(Collection entries)
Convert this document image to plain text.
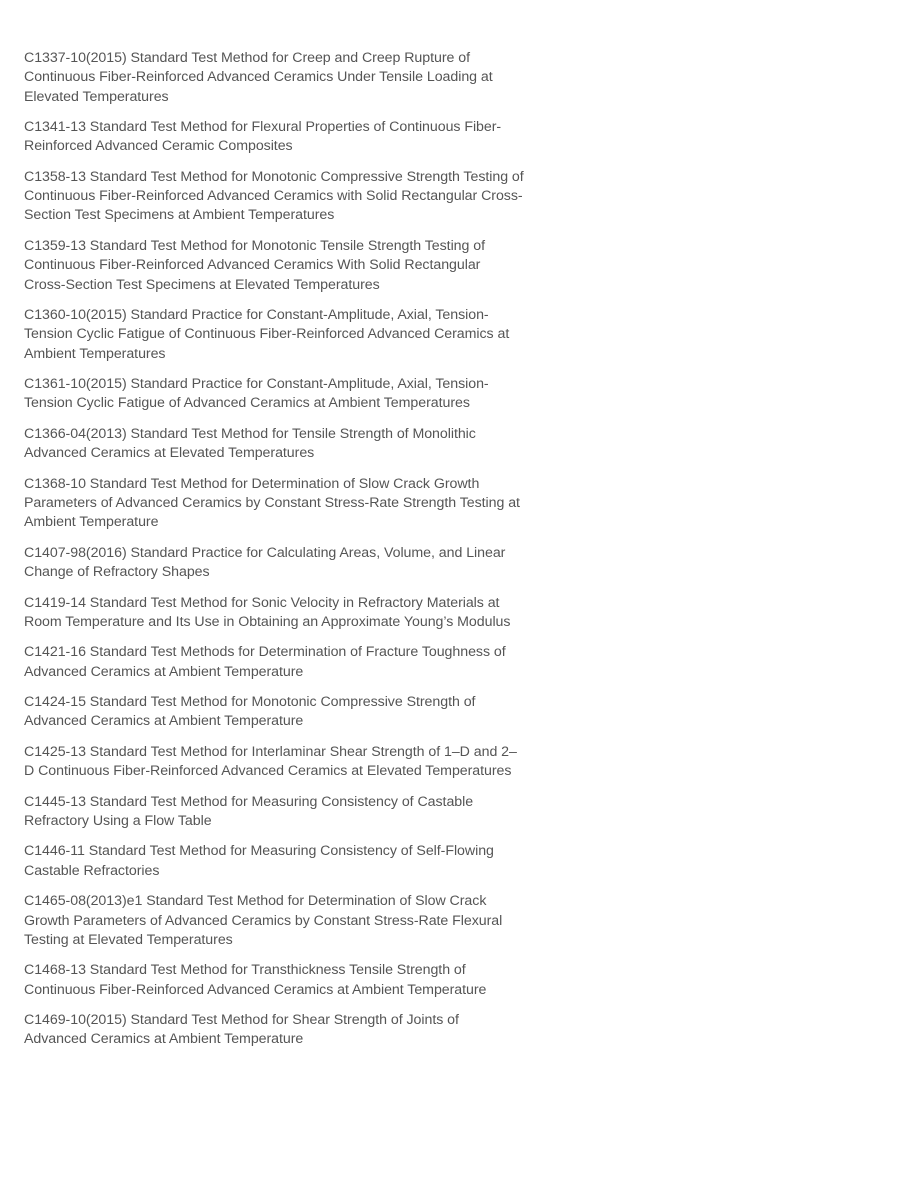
C1337-10(2015) Standard Test Method for Creep and Creep Rupture of Continuous Fiber-Reinforced Advanced Ceramics Under Tensile Loading at Elevated Temperatures

C1341-13 Standard Test Method for Flexural Properties of Continuous Fiber-Reinforced Advanced Ceramic Composites

C1358-13 Standard Test Method for Monotonic Compressive Strength Testing of Continuous Fiber-Reinforced Advanced Ceramics with Solid Rectangular Cross-Section Test Specimens at Ambient Temperatures

C1359-13 Standard Test Method for Monotonic Tensile Strength Testing of Continuous Fiber-Reinforced Advanced Ceramics With Solid Rectangular Cross-Section Test Specimens at Elevated Temperatures

C1360-10(2015) Standard Practice for Constant-Amplitude, Axial, Tension-Tension Cyclic Fatigue of Continuous Fiber-Reinforced Advanced Ceramics at Ambient Temperatures

C1361-10(2015) Standard Practice for Constant-Amplitude, Axial, Tension-Tension Cyclic Fatigue of Advanced Ceramics at Ambient Temperatures

C1366-04(2013) Standard Test Method for Tensile Strength of Monolithic Advanced Ceramics at Elevated Temperatures

C1368-10 Standard Test Method for Determination of Slow Crack Growth Parameters of Advanced Ceramics by Constant Stress-Rate Strength Testing at Ambient Temperature

C1407-98(2016) Standard Practice for Calculating Areas, Volume, and Linear Change of Refractory Shapes

C1419-14 Standard Test Method for Sonic Velocity in Refractory Materials at Room Temperature and Its Use in Obtaining an Approximate Young’s Modulus

C1421-16 Standard Test Methods for Determination of Fracture Toughness of Advanced Ceramics at Ambient Temperature

C1424-15 Standard Test Method for Monotonic Compressive Strength of Advanced Ceramics at Ambient Temperature

C1425-13 Standard Test Method for Interlaminar Shear Strength of 1–D and 2–D Continuous Fiber-Reinforced Advanced Ceramics at Elevated Temperatures

C1445-13 Standard Test Method for Measuring Consistency of Castable Refractory Using a Flow Table

C1446-11 Standard Test Method for Measuring Consistency of Self-Flowing Castable Refractories

C1465-08(2013)e1 Standard Test Method for Determination of Slow Crack Growth Parameters of Advanced Ceramics by Constant Stress-Rate Flexural Testing at Elevated Temperatures

C1468-13 Standard Test Method for Transthickness Tensile Strength of Continuous Fiber-Reinforced Advanced Ceramics at Ambient Temperature

C1469-10(2015) Standard Test Method for Shear Strength of Joints of Advanced Ceramics at Ambient Temperature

▶ **What is needed**
Gather from the records above every line containing the string "Practice".

▶ **Completed exercise**
C1360-10(2015) Standard Practice for Constant-Amplitude, Axial, Tension-Tension Cyclic Fatigue of Continuous Fiber-Reinforced Advanced Ceramics at Ambient Temperatures
C1361-10(2015) Standard Practice for Constant-Amplitude, Axial, Tension-Tension Cyclic Fatigue of Advanced Ceramics at Ambient Temperatures
C1407-98(2016) Standard Practice for Calculating Areas, Volume, and Linear Change of Refractory Shapes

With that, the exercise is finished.